─── INFORMATION SHOWN ───

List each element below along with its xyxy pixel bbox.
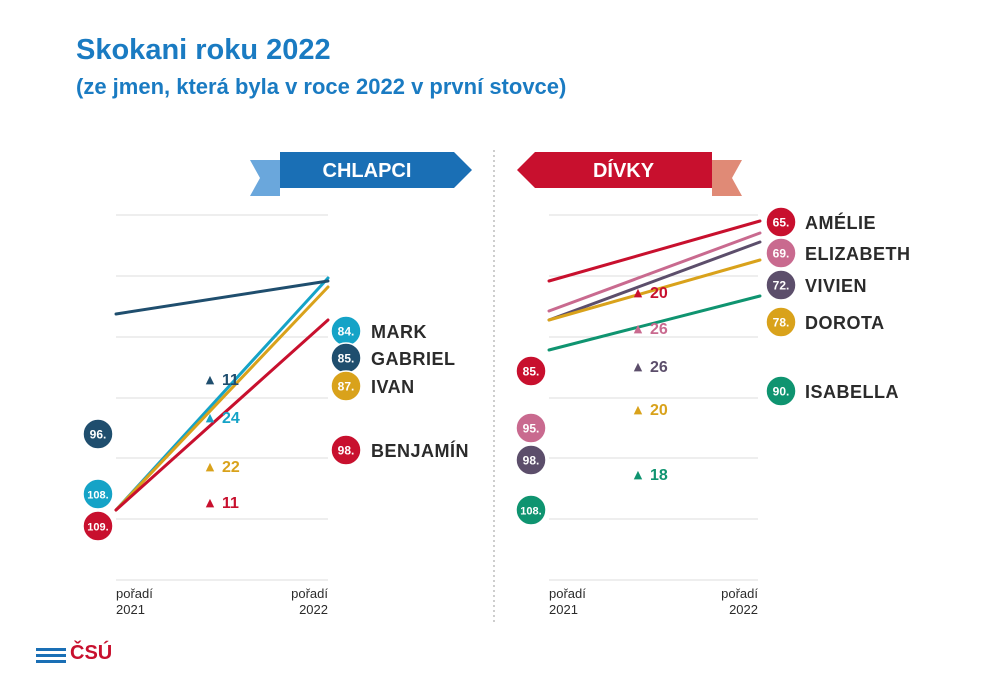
logo-bar-middle (36, 654, 66, 657)
x-axis-label-2022: 2022 (299, 602, 328, 617)
x-axis-label-2022: pořadí (291, 586, 328, 601)
change-value-label: 20 (650, 285, 668, 302)
change-up-icon: ▲ (634, 468, 643, 481)
banner-tail (712, 160, 742, 196)
rank-2021-label: 108. (87, 490, 108, 502)
x-axis-label-2021: 2021 (549, 602, 578, 617)
change-up-icon: ▲ (634, 403, 643, 416)
change-value-label: 26 (650, 321, 668, 338)
series-line-benjamín (114, 318, 330, 512)
logo-bar-bottom (36, 660, 66, 663)
series-name-label: MARK (371, 322, 427, 342)
series-name-label: AMÉLIE (805, 212, 876, 233)
change-up-icon: ▲ (634, 360, 643, 373)
rank-2021-circle (82, 510, 114, 542)
rank-2021-label: 98. (523, 454, 540, 468)
rank-2022-circle (330, 434, 362, 466)
series-name-label: IVAN (371, 377, 415, 397)
rank-2021-circle (515, 355, 547, 387)
change-up-icon: ▲ (206, 460, 215, 473)
change-value-label: 11 (222, 495, 239, 512)
rank-2022-label: 69. (773, 247, 790, 261)
chart-subtitle: (ze jmen, která byla v roce 2022 v první… (76, 74, 567, 99)
series-line-ivan (114, 285, 330, 512)
change-up-icon: ▲ (634, 322, 643, 335)
slope-charts: CHLAPCI 96. 108. 109. 84. MARK 85. GABRIEL 87. IV… (82, 150, 911, 622)
rank-2022-circle (330, 370, 362, 402)
rank-2021-label: 95. (523, 422, 540, 436)
series-line-elizabeth (547, 231, 762, 313)
series-line-vivien (547, 240, 762, 322)
rank-2021-label: 85. (523, 365, 540, 379)
chart-title: Skokani roku 2022 (76, 34, 331, 66)
rank-2021-circle (82, 478, 114, 510)
rank-2022-label: 84. (338, 325, 355, 339)
banner-tail (250, 160, 280, 196)
change-value-label: 26 (650, 359, 668, 376)
rank-2022-label: 72. (773, 279, 790, 293)
series-name-label: VIVIEN (805, 276, 867, 296)
x-axis-label-2021: 2021 (116, 602, 145, 617)
rank-2021-label: 109. (87, 522, 108, 534)
rank-2022-circle (765, 375, 797, 407)
rank-2022-label: 87. (338, 380, 355, 394)
rank-2021-circle (515, 412, 547, 444)
rank-2021-label: 108. (520, 506, 541, 518)
series-line-isabella (547, 294, 762, 352)
change-value-label: 22 (222, 459, 240, 476)
rank-2022-label: 85. (338, 352, 355, 366)
x-axis-label-2022: 2022 (729, 602, 758, 617)
rank-2022-circle (765, 237, 797, 269)
change-value-label: 11 (222, 372, 239, 389)
change-value-label: 20 (650, 402, 668, 419)
banner (517, 152, 712, 188)
series-name-label: BENJAMÍN (371, 440, 469, 461)
panel-chlapci: CHLAPCI 96. 108. 109. 84. MARK 85. GABRIEL 87. IV… (82, 152, 472, 617)
banner-title: DÍVKY (593, 159, 655, 182)
change-value-label: 18 (650, 467, 668, 484)
x-axis-label-2021: pořadí (549, 586, 586, 601)
series-name-label: DOROTA (805, 313, 885, 333)
series-name-label: GABRIEL (371, 349, 456, 369)
rank-2022-circle (765, 269, 797, 301)
series-line-dorota (547, 258, 762, 322)
rank-2021-circle (515, 444, 547, 476)
change-up-icon: ▲ (206, 411, 215, 424)
change-value-label: 24 (222, 410, 240, 427)
rank-2021-circle (82, 418, 114, 450)
change-up-icon: ▲ (206, 496, 215, 509)
series-name-label: ELIZABETH (805, 244, 911, 264)
banner (280, 152, 472, 188)
rank-2022-label: 78. (773, 316, 790, 330)
rank-2022-circle (765, 306, 797, 338)
panel-divky: DÍVKY 85. 95. 98. 108. 65. AMÉLIE 69. ELIZABETH 7… (515, 152, 911, 617)
series-line-amélie (547, 219, 762, 283)
rank-2021-circle (515, 494, 547, 526)
rank-2021-label: 96. (90, 428, 107, 442)
x-axis-label-2022: pořadí (721, 586, 758, 601)
rank-2022-label: 65. (773, 216, 790, 230)
x-axis-label-2021: pořadí (116, 586, 153, 601)
series-name-label: ISABELLA (805, 382, 899, 402)
series-line-gabriel (114, 279, 330, 316)
csu-logo: ČSÚ (36, 642, 136, 668)
banner-title: CHLAPCI (323, 160, 412, 182)
rank-2022-label: 90. (773, 385, 790, 399)
logo-text: ČSÚ (70, 642, 113, 664)
change-up-icon: ▲ (206, 373, 215, 386)
rank-2022-label: 98. (338, 444, 355, 458)
logo-bar-top (36, 648, 66, 651)
change-up-icon: ▲ (634, 286, 643, 299)
rank-2022-circle (765, 206, 797, 238)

───

- EXERCISE: Find and copy every line above that contains the word "DÍVKY", matching case exactly.

- WRITTEN ANSWER:
banner-title: DÍVKY (593, 159, 655, 182)
panel-divky: DÍVKY 85. 95. 98. 108. 65. AMÉLIE 69. ELIZABETH 7… (515, 152, 911, 617)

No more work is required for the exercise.